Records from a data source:
○ ○ ○ ○

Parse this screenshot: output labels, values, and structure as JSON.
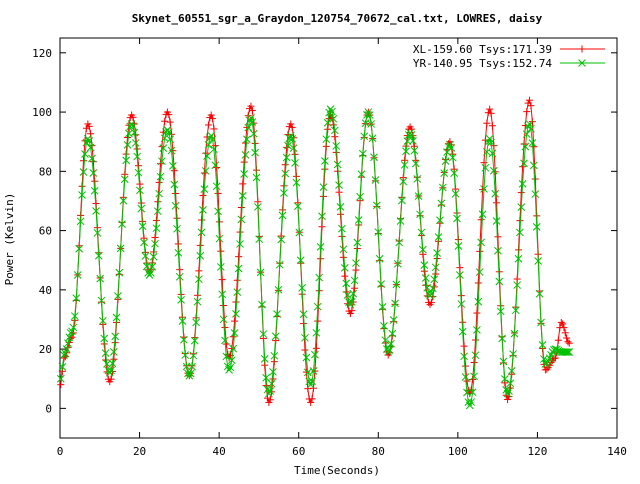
{
  "chart_data": {
    "type": "line",
    "title": "Skynet_60551_sgr_a_Graydon_120754_70672_cal.txt, LOWRES, daisy",
    "xlabel": "Time(Seconds)",
    "ylabel": "Power (Kelvin)",
    "xlim": [
      0,
      140
    ],
    "ylim": [
      -10,
      125
    ],
    "x_ticks": [
      "0",
      "20",
      "40",
      "60",
      "80",
      "100",
      "120",
      "140"
    ],
    "y_ticks": [
      "0",
      "20",
      "40",
      "60",
      "80",
      "100",
      "120"
    ],
    "grid": false,
    "legend_position": "top-right",
    "series": [
      {
        "name": "XL-159.60 Tsys:171.39",
        "color": "#ff0000",
        "marker": "plus",
        "peaks": [
          [
            0.2,
            8
          ],
          [
            1,
            17
          ],
          [
            3,
            24
          ],
          [
            7,
            96
          ],
          [
            12.5,
            9
          ],
          [
            18,
            99
          ],
          [
            22.5,
            46
          ],
          [
            27,
            100
          ],
          [
            32.5,
            11
          ],
          [
            38,
            99
          ],
          [
            42.5,
            17
          ],
          [
            48,
            102
          ],
          [
            52.5,
            2
          ],
          [
            58,
            96
          ],
          [
            63,
            2
          ],
          [
            68,
            99
          ],
          [
            73,
            32
          ],
          [
            77.5,
            100
          ],
          [
            82.5,
            18
          ],
          [
            88,
            95
          ],
          [
            93,
            35
          ],
          [
            98,
            90
          ],
          [
            103,
            5
          ],
          [
            108,
            101
          ],
          [
            112.5,
            3
          ],
          [
            118,
            104
          ],
          [
            122,
            13
          ],
          [
            124.5,
            17
          ],
          [
            126,
            29
          ],
          [
            128,
            22
          ]
        ]
      },
      {
        "name": "YR-140.95 Tsys:152.74",
        "color": "#00c000",
        "marker": "cross",
        "peaks": [
          [
            0.2,
            10
          ],
          [
            1,
            18
          ],
          [
            3,
            26
          ],
          [
            7,
            91
          ],
          [
            12.5,
            12
          ],
          [
            18,
            96
          ],
          [
            22.5,
            45
          ],
          [
            27,
            94
          ],
          [
            32.5,
            11
          ],
          [
            38,
            92
          ],
          [
            42.5,
            13
          ],
          [
            48,
            98
          ],
          [
            52.5,
            5
          ],
          [
            58,
            92
          ],
          [
            63,
            8
          ],
          [
            68,
            101
          ],
          [
            73,
            35
          ],
          [
            77.5,
            100
          ],
          [
            82.5,
            19
          ],
          [
            88,
            93
          ],
          [
            93,
            38
          ],
          [
            98,
            89
          ],
          [
            103,
            1
          ],
          [
            108,
            91
          ],
          [
            112.5,
            5
          ],
          [
            118,
            96
          ],
          [
            122,
            15
          ],
          [
            124.5,
            20
          ],
          [
            126,
            19
          ],
          [
            128,
            19
          ]
        ]
      }
    ]
  }
}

○ ○ ○ ○

Aim of the exercise: Copy the listing exactly. Any image in it stays out of the copy.

The solution:
Parse this screenshot: output labels, values, and structure as JSON.
{
  "chart_data": {
    "type": "line",
    "title": "Skynet_60551_sgr_a_Graydon_120754_70672_cal.txt, LOWRES, daisy",
    "xlabel": "Time(Seconds)",
    "ylabel": "Power (Kelvin)",
    "xlim": [
      0,
      140
    ],
    "ylim": [
      -10,
      125
    ],
    "x_ticks": [
      "0",
      "20",
      "40",
      "60",
      "80",
      "100",
      "120",
      "140"
    ],
    "y_ticks": [
      "0",
      "20",
      "40",
      "60",
      "80",
      "100",
      "120"
    ],
    "grid": false,
    "legend_position": "top-right",
    "series": [
      {
        "name": "XL-159.60 Tsys:171.39",
        "color": "#ff0000",
        "marker": "plus",
        "peaks": [
          [
            0.2,
            8
          ],
          [
            1,
            17
          ],
          [
            3,
            24
          ],
          [
            7,
            96
          ],
          [
            12.5,
            9
          ],
          [
            18,
            99
          ],
          [
            22.5,
            46
          ],
          [
            27,
            100
          ],
          [
            32.5,
            11
          ],
          [
            38,
            99
          ],
          [
            42.5,
            17
          ],
          [
            48,
            102
          ],
          [
            52.5,
            2
          ],
          [
            58,
            96
          ],
          [
            63,
            2
          ],
          [
            68,
            99
          ],
          [
            73,
            32
          ],
          [
            77.5,
            100
          ],
          [
            82.5,
            18
          ],
          [
            88,
            95
          ],
          [
            93,
            35
          ],
          [
            98,
            90
          ],
          [
            103,
            5
          ],
          [
            108,
            101
          ],
          [
            112.5,
            3
          ],
          [
            118,
            104
          ],
          [
            122,
            13
          ],
          [
            124.5,
            17
          ],
          [
            126,
            29
          ],
          [
            128,
            22
          ]
        ]
      },
      {
        "name": "YR-140.95 Tsys:152.74",
        "color": "#00c000",
        "marker": "cross",
        "peaks": [
          [
            0.2,
            10
          ],
          [
            1,
            18
          ],
          [
            3,
            26
          ],
          [
            7,
            91
          ],
          [
            12.5,
            12
          ],
          [
            18,
            96
          ],
          [
            22.5,
            45
          ],
          [
            27,
            94
          ],
          [
            32.5,
            11
          ],
          [
            38,
            92
          ],
          [
            42.5,
            13
          ],
          [
            48,
            98
          ],
          [
            52.5,
            5
          ],
          [
            58,
            92
          ],
          [
            63,
            8
          ],
          [
            68,
            101
          ],
          [
            73,
            35
          ],
          [
            77.5,
            100
          ],
          [
            82.5,
            19
          ],
          [
            88,
            93
          ],
          [
            93,
            38
          ],
          [
            98,
            89
          ],
          [
            103,
            1
          ],
          [
            108,
            91
          ],
          [
            112.5,
            5
          ],
          [
            118,
            96
          ],
          [
            122,
            15
          ],
          [
            124.5,
            20
          ],
          [
            126,
            19
          ],
          [
            128,
            19
          ]
        ]
      }
    ]
  }
}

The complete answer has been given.